## [INPUT FOR THIS TASK]
(begin)
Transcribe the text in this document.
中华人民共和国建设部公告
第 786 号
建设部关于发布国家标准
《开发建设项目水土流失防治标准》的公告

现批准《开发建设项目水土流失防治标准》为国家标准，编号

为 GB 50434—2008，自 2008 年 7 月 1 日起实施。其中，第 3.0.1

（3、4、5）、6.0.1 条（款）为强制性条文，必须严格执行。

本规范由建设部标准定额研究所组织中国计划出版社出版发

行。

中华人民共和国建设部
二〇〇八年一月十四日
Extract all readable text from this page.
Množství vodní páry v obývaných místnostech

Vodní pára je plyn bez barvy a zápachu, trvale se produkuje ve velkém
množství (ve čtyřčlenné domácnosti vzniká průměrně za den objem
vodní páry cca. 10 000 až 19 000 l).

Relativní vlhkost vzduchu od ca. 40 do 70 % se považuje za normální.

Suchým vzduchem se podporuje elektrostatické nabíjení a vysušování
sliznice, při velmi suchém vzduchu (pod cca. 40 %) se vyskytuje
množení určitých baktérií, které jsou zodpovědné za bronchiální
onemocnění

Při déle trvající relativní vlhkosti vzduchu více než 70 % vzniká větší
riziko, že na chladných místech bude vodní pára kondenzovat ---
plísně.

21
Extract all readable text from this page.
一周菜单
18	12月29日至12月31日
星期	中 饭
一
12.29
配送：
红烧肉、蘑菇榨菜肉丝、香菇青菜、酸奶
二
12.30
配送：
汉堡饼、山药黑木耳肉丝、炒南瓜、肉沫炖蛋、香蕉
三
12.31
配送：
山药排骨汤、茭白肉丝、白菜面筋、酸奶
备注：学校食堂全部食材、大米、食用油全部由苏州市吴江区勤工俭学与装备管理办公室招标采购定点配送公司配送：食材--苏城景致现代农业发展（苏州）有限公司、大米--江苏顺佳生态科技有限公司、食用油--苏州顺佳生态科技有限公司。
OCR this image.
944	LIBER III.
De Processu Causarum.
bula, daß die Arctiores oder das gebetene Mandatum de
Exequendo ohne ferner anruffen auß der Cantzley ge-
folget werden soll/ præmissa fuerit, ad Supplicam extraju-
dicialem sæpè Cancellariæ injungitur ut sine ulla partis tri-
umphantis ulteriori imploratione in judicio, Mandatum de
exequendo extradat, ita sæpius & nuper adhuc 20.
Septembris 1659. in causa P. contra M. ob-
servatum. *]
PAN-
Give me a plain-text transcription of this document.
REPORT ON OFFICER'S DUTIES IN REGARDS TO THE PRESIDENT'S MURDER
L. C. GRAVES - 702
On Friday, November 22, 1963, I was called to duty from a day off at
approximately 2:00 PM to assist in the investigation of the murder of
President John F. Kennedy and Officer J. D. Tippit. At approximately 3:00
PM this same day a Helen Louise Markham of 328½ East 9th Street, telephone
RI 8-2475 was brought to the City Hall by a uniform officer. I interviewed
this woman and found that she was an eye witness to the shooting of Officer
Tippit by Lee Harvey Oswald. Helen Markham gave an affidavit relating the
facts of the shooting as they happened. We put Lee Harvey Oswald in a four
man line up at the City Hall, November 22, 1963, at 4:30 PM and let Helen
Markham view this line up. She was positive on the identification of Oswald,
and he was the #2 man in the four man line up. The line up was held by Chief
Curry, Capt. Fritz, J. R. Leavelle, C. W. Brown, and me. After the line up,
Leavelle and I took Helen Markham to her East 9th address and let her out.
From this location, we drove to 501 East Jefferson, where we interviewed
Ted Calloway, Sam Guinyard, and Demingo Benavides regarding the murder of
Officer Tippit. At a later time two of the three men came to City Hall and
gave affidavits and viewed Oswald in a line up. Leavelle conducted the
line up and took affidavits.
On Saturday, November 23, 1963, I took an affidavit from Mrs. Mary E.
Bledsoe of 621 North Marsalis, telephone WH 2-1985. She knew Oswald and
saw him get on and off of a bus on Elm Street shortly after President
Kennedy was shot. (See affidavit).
(end)
## [WORK TO DO]
Gather all lines from the records above in which "City" appears.

## [SOLUTION FOR THIS TASK]
RI 8-2475 was brought to the City Hall by a uniform officer. I interviewed
man line up at the City Hall, November 22, 1963, at 4:30 PM and let Helen
Officer Tippit. At a later time two of the three men came to City Hall and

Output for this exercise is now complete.